### Supplied text
Catchy Ideas: A Much Closer Look at Knots

What exactly happens when knots fail?

If you are fishing a stream where a twelve-inch trout is a behemoth, you probably aren’t too worried about knots. It’s unlikely a fish will break you off, even with 8X tippets. But ply your fly in waters with bigger fish, especially if you are using lighter tippets and the situation can be very different. This is when knots can quite literally make or break your chances of success.

There’s a lot of information about fishing knots online and in print, such as how to tie them, how strong they are, and which ones to use for specific applications. For most folks, this is all the information they need or want. But there’s a small subset of fly fishers who have an annoying habit of continuously asking why. They might find themselves wondering what is going on when the fish and fly fisher pull on a knot from opposite directions. Perhaps they think a much closer look at knots might provide some useful insights. Apparently, I’m one of those folks.

One of the many maxims in fly fishing is “no knot breaks until it slips”. This is why we make sure to use the correct number of turns and lubricate them with saliva before cinching them down. But what if you tied a knot the right way, using brand new tippet material and it still failed? Did it slip or is there something else going on?

Anglers aren’t the only folks interested in knots. Mathematicians and scientists have been busy studying them in great detail. To get a better handle on the subject, I looked at what the academics had to say.  A review of several mathematical papers was interesting, though some of the equations were pretty brutal. The scientists are doing some cool stuff, but most of it is a bit too technical to be of direct value to fly fishers. Fortunately, a paper in the New Journal of Physics did provide a useful observation. It stated, “Knots break at the point of highest curvature, which is located at the entry to the knot.” Put more simply, a knot breaks when the twist at the end of the knot gets too tight. 

To see if this “tight-twist” theory held true for fishing knots and tippet material would require some serious magnification. Fortunately, like most fly fishers, I have a digital microscope that shoots videos and photos at up to 100X magnification. Setting up the microscope was relatively easy, but building a traction device that was stable enough for high-magnification videos was a real challenge. That took several hours. Once everything was sorted out, I contacted Josh Jenkins at Scientific Anglers and he kindly provided several spools of factory-fresh tippet materials.

### Material to process
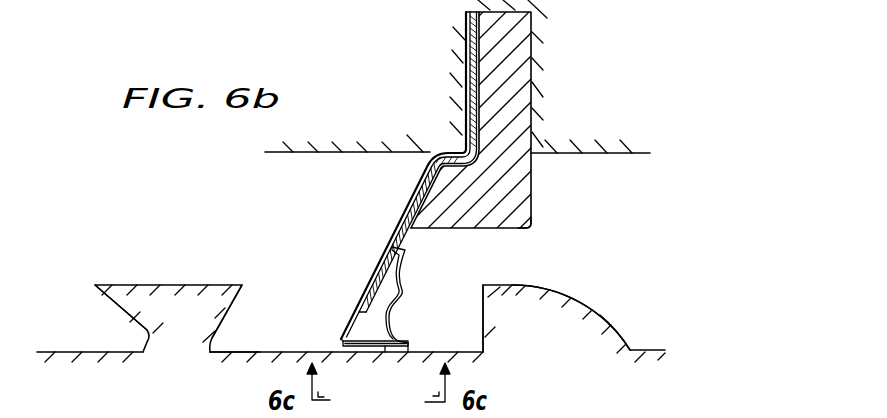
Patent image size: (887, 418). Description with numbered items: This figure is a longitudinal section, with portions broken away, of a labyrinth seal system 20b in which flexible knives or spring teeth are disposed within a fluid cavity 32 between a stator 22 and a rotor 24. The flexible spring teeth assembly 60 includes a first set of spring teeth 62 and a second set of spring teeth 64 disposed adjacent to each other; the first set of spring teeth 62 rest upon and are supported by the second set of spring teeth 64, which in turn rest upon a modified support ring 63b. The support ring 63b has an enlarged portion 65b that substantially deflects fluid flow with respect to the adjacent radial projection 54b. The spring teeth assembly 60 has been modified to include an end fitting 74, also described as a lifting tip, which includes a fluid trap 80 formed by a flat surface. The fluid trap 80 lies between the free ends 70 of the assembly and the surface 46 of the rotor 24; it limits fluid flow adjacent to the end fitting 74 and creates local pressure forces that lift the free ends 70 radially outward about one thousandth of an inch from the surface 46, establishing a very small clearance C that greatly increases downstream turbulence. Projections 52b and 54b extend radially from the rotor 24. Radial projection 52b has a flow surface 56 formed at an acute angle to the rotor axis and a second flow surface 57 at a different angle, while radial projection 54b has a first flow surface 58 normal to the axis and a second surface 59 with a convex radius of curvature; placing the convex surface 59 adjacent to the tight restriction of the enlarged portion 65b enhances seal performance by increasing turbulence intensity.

The labyrinth seal system 20b is at (164, 280).
The stator 22 is at (608, 103).
The rotor 24 is at (351, 311).
The fluid cavity 32 is at (270, 231).
The surface of rotor 46 is at (257, 352).
The radial projection 52b is at (176, 289).
The radial projection 54b is at (578, 304).
The flow surface 56 is at (120, 309).
The second flow surface 57 is at (228, 312).
The first flow surface 58 is at (481, 300).
The second surface 59 is at (612, 327).
The spring teeth assembly 60 is at (382, 208).
The first set of spring teeth 62 is at (400, 216).
The support ring 63b is at (531, 178).
The second set of spring teeth 64 is at (404, 240).
The enlarged portion 65b is at (531, 228).
The free ends 70 is at (337, 338).
The end fitting 74 is at (392, 303).
The fluid trap 80 is at (386, 353).
The clearance C is at (415, 346).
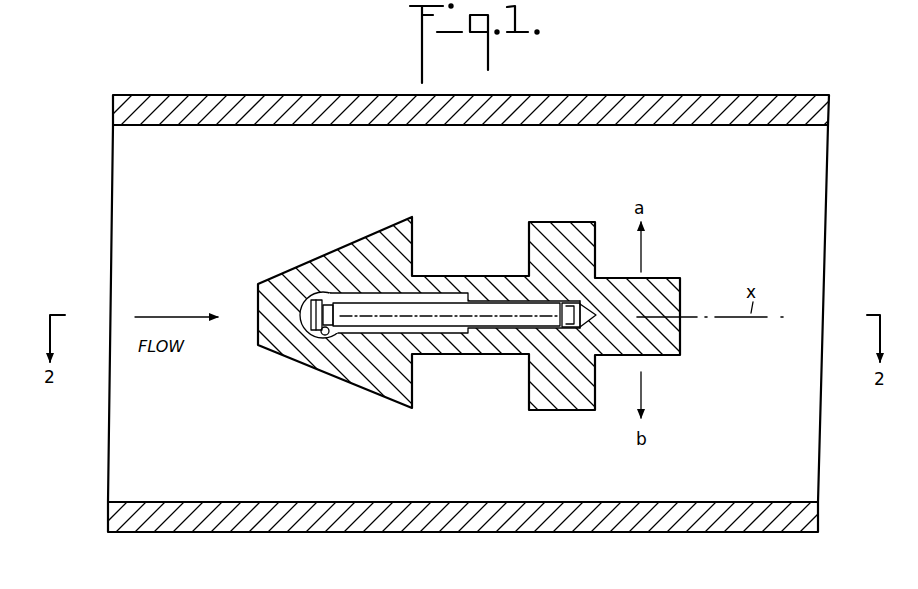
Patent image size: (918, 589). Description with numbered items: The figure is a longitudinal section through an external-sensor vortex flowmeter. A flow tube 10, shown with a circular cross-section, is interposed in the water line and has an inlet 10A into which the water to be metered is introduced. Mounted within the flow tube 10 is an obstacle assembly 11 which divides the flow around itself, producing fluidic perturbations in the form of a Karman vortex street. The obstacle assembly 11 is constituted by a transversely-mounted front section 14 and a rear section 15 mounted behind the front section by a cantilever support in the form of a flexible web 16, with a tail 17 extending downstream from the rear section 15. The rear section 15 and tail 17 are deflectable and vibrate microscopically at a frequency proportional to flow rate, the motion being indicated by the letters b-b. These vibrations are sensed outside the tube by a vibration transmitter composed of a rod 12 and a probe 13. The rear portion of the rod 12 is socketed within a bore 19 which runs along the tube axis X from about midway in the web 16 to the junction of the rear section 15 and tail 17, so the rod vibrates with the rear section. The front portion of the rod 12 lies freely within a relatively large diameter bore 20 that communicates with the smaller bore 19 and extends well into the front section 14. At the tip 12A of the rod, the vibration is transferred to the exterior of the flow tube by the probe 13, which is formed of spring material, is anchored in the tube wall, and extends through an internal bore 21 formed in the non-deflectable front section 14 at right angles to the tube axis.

The flow tube 10 is at (634, 530).
The inlet 10A is at (96, 466).
The obstacle assembly 11 is at (434, 244).
The rod 12 is at (492, 320).
The tip of the rod 12A is at (317, 292).
The probe 13 is at (325, 335).
The front section 14 is at (345, 247).
The rear section 15 is at (575, 222).
The flexible web 16 is at (477, 275).
The tail 17 is at (673, 278).
The bore 19 is at (578, 300).
The bore 20 is at (427, 333).
The internal bore 21 is at (300, 321).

### What you will do
1. Format the listing as a Markdown table with two columns, Row and Line. Begin at the very start of the listing and stop after the line containing "The radial projection 54b is at (578, 304).", skipping blank lines and leaving out the pictures.
2. Please resume the article on fishing knots, picking up right after its final sentence.

### Outputs
1.
| Row | Line |
|---|---|
| 1 | Patent image size: (887, 418). Description with numbered items: This figure is a longitudinal section, with portions broken away, of a labyrinth seal system 20b in which flexible knives or spring teeth are disposed within a fluid cavity 32 between a stator 22 and a rotor 24. The flexible spring teeth assembly 60 includes a first set of spring teeth 62 and a second set of spring teeth 64 disposed adjacent to each other; the first set of spring teeth 62 rest upon and are supported by the second set of spring teeth 64, which in turn rest upon a modified support ring 63b. The support ring 63b has an enlarged portion 65b that substantially deflects fluid flow with respect to the adjacent radial projection 54b. The spring teeth assembly 60 has been modified to include an end fitting 74, also described as a lifting tip, which includes a fluid trap 80 formed by a flat surface. The fluid trap 80 lies between the free ends 70 of the assembly and the surface 46 of the rotor 24; it limits fluid flow adjacent to the end fitting 74 and creates local pressure forces that lift the free ends 70 radially outward about one thousandth of an inch from the surface 46, establishing a very small clearance C that greatly increases downstream turbulence. Projections 52b and 54b extend radially from the rotor 24. Radial projection 52b has a flow surface 56 formed at an acute angle to the rotor axis and a second flow surface 57 at a different angle, while radial projection 54b has a first flow surface 58 normal to the axis and a second surface 59 with a convex radius of curvature; placing the convex surface 59 adjacent to the tight restriction of the enlarged portion 65b enhances seal performance by increasing turbulence intensity. |
| 2 | The labyrinth seal system 20b is at (164, 280). |
| 3 | The stator 22 is at (608, 103). |
| 4 | The rotor 24 is at (351, 311). |
| 5 | The fluid cavity 32 is at (270, 231). |
| 6 | The surface of rotor 46 is at (257, 352). |
| 7 | The radial projection 52b is at (176, 289). |
| 8 | The radial projection 54b is at (578, 304). |

2.
The knots were tied onto a micro swivel to make it easier to align them with the scope. After each knot had been meticulously tied, lubricated, and cinched down, sections of the knot were color-coded with Sharpie markers. This would help show any movements as the knot was subjected to increasing tension and hopefully pinpoint the location of the actual break. The twists were left transparent, so any internal movements of the knot would be visible. Seconds before each test began, a drop of water was added to the knot to help mimic actual fishing conditions.

I wasn’t sure what to expect. Boring videos of knots doing nothing and then suddenly breaking seemed quite likely. Almost a hundred tests were run, using different knots and tippets, covering a wide range of freshwater and saltwater fishing scenarios. To avoid turning this into a long technical treatise, let’s skip over most of the details and get straight to the stuff that matters in the real world of fishing.

Slipping

The videos were far from boring. It turns out fishing knots are mesmerizing shape-shifters, which slither and squirm as the tension is increased. Twisted knots such as the Clinch and Uni exhibited the most slip, resembling a transparent anaconda squeezing toothpaste from a tube. The Trilene knot (basically a clinch knot with a double wrap through the eye) showed slightly less movement, no doubt due to increased friction from the extra wrap. Non-twisted knots such as the Orvis and Palomar knots slipped the least, though they certainly weren’t lifeless. The majority of the movement occurred as the knots came under tension and reduced as they approached the breaking point. 

Sliding

One thing that stood out was how the tippet slid around the inside of the eye, much like a rope sliding over a pulley. I had no idea knots did this and can’t recall anyone ever mentioning it. Close inspection showed that this tippet section started with a normal round profile but progressively flattened as the tension increased. Just before the knot broke, it had formed a very flat oval.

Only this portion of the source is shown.